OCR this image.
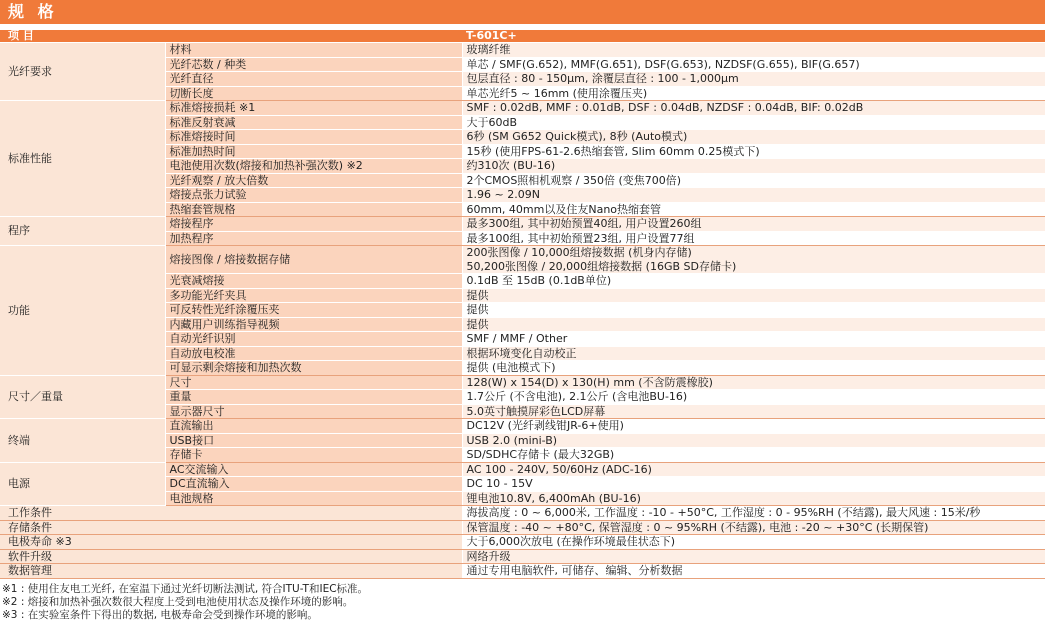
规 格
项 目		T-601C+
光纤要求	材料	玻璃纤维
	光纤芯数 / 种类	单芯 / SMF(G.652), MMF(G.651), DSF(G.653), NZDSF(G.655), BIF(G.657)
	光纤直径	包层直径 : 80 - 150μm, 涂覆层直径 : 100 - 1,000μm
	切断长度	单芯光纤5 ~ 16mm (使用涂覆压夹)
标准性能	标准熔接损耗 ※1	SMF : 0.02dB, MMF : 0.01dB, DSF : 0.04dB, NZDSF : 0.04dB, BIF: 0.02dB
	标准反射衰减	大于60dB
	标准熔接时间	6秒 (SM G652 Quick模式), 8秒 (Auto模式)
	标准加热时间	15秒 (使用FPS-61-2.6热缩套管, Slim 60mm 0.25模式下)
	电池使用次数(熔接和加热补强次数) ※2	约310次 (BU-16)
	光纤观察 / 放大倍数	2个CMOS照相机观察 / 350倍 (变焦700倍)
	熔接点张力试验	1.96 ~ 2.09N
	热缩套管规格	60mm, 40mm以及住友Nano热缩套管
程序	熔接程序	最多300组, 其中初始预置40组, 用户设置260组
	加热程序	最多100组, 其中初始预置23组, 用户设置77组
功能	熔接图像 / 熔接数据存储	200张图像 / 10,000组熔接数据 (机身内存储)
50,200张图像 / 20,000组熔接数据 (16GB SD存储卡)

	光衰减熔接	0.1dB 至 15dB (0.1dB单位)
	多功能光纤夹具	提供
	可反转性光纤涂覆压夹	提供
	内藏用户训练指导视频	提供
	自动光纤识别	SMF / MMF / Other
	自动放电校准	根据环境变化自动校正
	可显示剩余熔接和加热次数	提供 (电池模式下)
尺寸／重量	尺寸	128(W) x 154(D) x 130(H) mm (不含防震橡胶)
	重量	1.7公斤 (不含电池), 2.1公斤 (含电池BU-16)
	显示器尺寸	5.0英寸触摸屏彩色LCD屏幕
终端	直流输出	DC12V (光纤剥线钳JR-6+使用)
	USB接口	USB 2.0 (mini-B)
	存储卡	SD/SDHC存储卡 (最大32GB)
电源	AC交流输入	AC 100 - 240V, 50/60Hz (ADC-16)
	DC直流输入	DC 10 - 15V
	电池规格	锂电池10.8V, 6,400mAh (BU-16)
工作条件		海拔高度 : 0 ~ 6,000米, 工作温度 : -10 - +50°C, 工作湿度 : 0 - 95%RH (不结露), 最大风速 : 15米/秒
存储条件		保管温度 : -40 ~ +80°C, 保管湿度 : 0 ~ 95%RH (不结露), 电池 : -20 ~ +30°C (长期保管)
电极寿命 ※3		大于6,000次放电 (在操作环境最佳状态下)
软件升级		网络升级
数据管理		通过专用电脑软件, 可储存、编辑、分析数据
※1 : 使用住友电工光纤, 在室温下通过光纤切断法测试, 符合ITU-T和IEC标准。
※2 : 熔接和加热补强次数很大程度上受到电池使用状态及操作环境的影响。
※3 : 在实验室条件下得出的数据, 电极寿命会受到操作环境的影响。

________________________

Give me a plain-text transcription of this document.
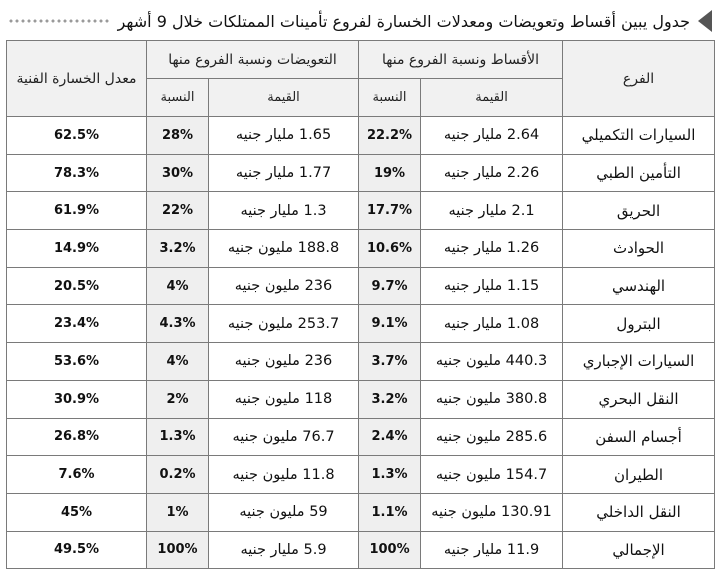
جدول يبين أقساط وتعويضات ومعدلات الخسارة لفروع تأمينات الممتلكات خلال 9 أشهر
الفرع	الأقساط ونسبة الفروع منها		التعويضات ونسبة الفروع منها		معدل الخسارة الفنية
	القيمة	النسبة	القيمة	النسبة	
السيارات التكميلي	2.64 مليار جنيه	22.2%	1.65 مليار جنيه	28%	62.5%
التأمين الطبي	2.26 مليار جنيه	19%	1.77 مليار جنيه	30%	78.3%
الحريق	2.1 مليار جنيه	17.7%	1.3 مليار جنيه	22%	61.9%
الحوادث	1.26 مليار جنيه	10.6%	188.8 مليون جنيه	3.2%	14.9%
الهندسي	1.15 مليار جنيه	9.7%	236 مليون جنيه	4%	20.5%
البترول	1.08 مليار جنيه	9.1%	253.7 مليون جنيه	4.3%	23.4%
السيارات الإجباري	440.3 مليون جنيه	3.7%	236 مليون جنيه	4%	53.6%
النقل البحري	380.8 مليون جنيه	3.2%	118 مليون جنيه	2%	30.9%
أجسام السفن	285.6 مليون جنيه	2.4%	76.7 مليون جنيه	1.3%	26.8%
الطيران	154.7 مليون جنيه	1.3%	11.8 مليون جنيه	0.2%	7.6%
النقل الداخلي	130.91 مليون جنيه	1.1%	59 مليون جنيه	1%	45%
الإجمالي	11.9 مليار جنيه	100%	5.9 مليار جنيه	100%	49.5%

________________________

▸ **Written exercise**:
Reproduce every line from the entries that holds the word "الخسارة".

▸ **Reply**:
جدول يبين أقساط وتعويضات ومعدلات الخسارة لفروع تأمينات الممتلكات خلال 9 أشهر
الفرع	الأقساط ونسبة الفروع منها		التعويضات ونسبة الفروع منها		معدل الخسارة الفنية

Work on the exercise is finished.